Instructions to follow >> Copy each line in the data that includes the word "text".
---- Listed entries
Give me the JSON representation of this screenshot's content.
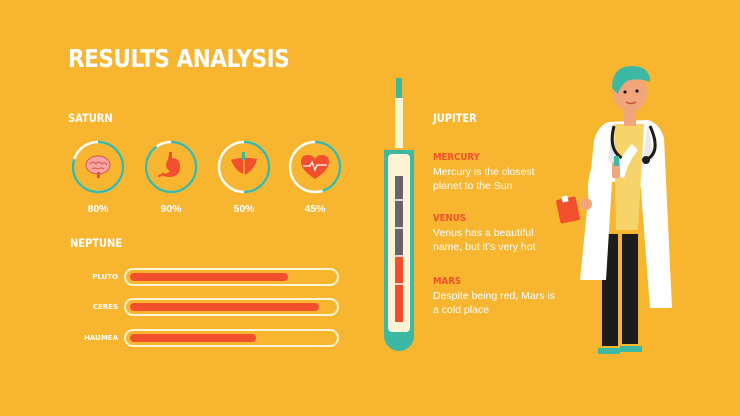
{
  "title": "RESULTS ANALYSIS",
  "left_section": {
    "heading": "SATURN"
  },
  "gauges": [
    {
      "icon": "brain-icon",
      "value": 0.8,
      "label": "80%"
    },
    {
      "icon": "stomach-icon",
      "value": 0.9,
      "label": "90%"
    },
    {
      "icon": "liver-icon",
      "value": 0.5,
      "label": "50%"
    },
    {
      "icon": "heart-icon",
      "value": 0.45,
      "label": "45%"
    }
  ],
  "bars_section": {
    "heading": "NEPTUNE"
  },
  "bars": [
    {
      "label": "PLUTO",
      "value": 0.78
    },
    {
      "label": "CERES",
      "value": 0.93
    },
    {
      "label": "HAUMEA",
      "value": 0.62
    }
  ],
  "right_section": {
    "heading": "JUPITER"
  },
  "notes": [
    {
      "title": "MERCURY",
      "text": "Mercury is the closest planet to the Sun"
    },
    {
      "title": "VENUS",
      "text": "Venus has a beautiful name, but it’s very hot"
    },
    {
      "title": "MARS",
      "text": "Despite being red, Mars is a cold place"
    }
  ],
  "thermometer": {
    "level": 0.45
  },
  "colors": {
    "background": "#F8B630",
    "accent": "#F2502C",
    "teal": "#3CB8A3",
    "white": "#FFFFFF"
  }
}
--------
---- Listed entries
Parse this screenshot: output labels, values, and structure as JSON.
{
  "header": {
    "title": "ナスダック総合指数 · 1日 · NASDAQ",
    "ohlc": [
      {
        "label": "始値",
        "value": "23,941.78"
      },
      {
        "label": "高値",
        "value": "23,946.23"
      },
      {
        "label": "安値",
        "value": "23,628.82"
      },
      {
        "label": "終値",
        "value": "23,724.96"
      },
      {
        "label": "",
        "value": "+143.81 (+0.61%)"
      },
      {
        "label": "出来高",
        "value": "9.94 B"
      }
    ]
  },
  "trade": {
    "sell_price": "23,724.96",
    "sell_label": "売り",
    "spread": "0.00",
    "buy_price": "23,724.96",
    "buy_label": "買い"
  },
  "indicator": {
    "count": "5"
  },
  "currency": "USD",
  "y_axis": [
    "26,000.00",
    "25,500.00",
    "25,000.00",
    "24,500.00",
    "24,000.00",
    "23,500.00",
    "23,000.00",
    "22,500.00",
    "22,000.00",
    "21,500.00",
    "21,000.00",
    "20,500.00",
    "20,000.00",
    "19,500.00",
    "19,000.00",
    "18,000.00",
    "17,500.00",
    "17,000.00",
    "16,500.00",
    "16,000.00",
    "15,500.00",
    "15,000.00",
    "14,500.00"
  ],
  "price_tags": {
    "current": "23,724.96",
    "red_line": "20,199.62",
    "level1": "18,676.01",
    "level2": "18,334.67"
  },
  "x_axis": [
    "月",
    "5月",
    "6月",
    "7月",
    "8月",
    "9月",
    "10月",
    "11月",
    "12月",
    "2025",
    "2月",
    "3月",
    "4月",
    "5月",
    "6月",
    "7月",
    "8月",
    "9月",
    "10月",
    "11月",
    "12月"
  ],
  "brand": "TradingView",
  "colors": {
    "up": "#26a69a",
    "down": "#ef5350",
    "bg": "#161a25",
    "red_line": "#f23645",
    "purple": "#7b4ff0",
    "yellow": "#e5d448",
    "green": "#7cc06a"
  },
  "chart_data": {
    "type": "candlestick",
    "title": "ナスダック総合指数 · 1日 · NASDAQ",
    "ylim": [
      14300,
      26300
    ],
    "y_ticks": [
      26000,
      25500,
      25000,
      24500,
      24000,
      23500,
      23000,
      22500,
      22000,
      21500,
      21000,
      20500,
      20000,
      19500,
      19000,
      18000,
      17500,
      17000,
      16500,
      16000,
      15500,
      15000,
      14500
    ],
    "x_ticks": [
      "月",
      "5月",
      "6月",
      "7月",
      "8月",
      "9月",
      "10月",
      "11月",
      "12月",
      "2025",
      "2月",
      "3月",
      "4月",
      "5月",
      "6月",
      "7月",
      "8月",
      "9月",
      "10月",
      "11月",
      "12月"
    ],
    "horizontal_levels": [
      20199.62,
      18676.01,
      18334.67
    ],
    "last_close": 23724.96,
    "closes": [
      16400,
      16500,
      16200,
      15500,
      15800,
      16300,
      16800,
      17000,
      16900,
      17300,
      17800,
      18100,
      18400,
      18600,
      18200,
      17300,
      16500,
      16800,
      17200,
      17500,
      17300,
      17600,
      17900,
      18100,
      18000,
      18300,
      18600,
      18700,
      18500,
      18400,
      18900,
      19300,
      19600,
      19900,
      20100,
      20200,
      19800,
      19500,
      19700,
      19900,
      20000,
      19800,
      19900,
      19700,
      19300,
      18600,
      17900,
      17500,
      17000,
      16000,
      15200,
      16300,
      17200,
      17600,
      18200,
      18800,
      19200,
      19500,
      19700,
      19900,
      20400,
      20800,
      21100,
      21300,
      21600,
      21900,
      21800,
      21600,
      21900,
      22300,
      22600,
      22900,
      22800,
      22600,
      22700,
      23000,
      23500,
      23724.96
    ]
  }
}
--------
Complete answer >>
      "text": "Mercury is the closest planet to the Sun"
      "text": "Venus has a beautiful name, but it’s very hot"
      "text": "Despite being red, Mars is a cold place"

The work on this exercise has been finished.